■ Direction A ■
Reproduce everything in the review of Robacker's poems from "Robacker’s girl tries" down to "there. I believed.", with both ends included.

***** Text extract

The father’s presence on these pages, especially in the poems “Photograph, Meadville Driveway, 1977” and the book’s titular poem “R,” continues to hunt and seek closure and gain. The new car is a proud accomplishment and all of the neighbors come out. Robacker uses the word “wildebeest,” and the reader thinks it could be describing the new Impala or the father himself.
In R, the father carves his initial out of wood, during the end of a marriage, nails it the door. We feel his need for something permanent. We understand the need to mark territory like a hunter or perhaps show what he hunted already – and killed.
Robacker’s girl tries to escape the hunt. She takes various paths through the woods. Robacker’s girl attempts to escape through her adolescence. In “Aliens,” the girl is offered cocaine from a babysitter. And at the end of the poem:
I grew a tail and taller. Grew two heads.
I flew, too: my white hot spirit spinning off
lost in space. Something better out there. I believed.

**********
***** Dataset records

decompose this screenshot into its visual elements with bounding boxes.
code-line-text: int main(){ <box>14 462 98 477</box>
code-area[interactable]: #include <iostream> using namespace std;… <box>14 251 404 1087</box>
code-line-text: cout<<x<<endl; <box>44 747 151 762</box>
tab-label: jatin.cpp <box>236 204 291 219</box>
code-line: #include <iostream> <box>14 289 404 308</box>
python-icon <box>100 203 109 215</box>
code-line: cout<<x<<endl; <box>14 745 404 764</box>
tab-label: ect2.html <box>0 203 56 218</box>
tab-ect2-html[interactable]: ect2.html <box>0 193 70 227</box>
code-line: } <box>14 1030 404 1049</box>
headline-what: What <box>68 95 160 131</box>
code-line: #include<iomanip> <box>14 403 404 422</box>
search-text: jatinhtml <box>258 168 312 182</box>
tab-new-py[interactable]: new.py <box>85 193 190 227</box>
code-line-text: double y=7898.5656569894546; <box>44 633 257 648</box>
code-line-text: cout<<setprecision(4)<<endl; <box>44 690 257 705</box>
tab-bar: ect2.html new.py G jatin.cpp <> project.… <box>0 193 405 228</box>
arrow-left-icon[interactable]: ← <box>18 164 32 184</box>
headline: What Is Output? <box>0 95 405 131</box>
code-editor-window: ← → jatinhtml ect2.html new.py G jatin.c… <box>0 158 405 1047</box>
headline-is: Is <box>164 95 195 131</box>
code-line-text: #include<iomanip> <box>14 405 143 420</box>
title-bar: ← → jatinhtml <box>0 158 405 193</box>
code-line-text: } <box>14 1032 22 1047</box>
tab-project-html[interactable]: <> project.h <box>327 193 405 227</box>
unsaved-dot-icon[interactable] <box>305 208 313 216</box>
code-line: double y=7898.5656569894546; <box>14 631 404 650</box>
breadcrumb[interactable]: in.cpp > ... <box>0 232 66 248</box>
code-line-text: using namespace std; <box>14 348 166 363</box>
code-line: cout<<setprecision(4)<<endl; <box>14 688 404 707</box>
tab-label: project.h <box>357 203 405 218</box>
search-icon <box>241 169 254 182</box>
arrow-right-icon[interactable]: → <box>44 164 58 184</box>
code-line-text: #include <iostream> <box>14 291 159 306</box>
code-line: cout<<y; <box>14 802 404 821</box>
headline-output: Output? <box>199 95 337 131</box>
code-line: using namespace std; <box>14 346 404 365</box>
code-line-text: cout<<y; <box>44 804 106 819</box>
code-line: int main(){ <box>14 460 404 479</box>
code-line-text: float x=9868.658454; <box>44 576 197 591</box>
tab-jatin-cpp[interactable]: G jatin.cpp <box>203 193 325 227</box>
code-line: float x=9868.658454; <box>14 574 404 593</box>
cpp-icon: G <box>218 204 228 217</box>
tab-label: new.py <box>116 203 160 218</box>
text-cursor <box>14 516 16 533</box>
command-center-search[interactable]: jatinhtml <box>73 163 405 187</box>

**********

■ Direction B ■
Transcribe the records word for word, from their very first line down to and including the line containing "arrow-left-icon[interactable]: ← <box>18".

■ Finished answer A ■
Robacker’s girl tries to escape the hunt. She takes various paths through the woods. Robacker’s girl attempts to escape through her adolescence. In “Aliens,” the girl is offered cocaine from a babysitter. And at the end of the poem:
I grew a tail and taller. Grew two heads.
I flew, too: my white hot spirit spinning off
lost in space. Something better out there. I believed.

■ Finished answer B ■
decompose this screenshot into its visual elements with bounding boxes.
code-line-text: int main(){ <box>14 462 98 477</box>
code-area[interactable]: #include <iostream> using namespace std;… <box>14 251 404 1087</box>
code-line-text: cout<<x<<endl; <box>44 747 151 762</box>
tab-label: jatin.cpp <box>236 204 291 219</box>
code-line: #include <iostream> <box>14 289 404 308</box>
python-icon <box>100 203 109 215</box>
code-line: cout<<x<<endl; <box>14 745 404 764</box>
tab-label: ect2.html <box>0 203 56 218</box>
tab-ect2-html[interactable]: ect2.html <box>0 193 70 227</box>
code-line: } <box>14 1030 404 1049</box>
headline-what: What <box>68 95 160 131</box>
code-line: #include<iomanip> <box>14 403 404 422</box>
search-text: jatinhtml <box>258 168 312 182</box>
tab-new-py[interactable]: new.py <box>85 193 190 227</box>
code-line-text: double y=7898.5656569894546; <box>44 633 257 648</box>
code-line-text: cout<<setprecision(4)<<endl; <box>44 690 257 705</box>
tab-bar: ect2.html new.py G jatin.cpp <> project.… <box>0 193 405 228</box>
arrow-left-icon[interactable]: ← <box>18 164 32 184</box>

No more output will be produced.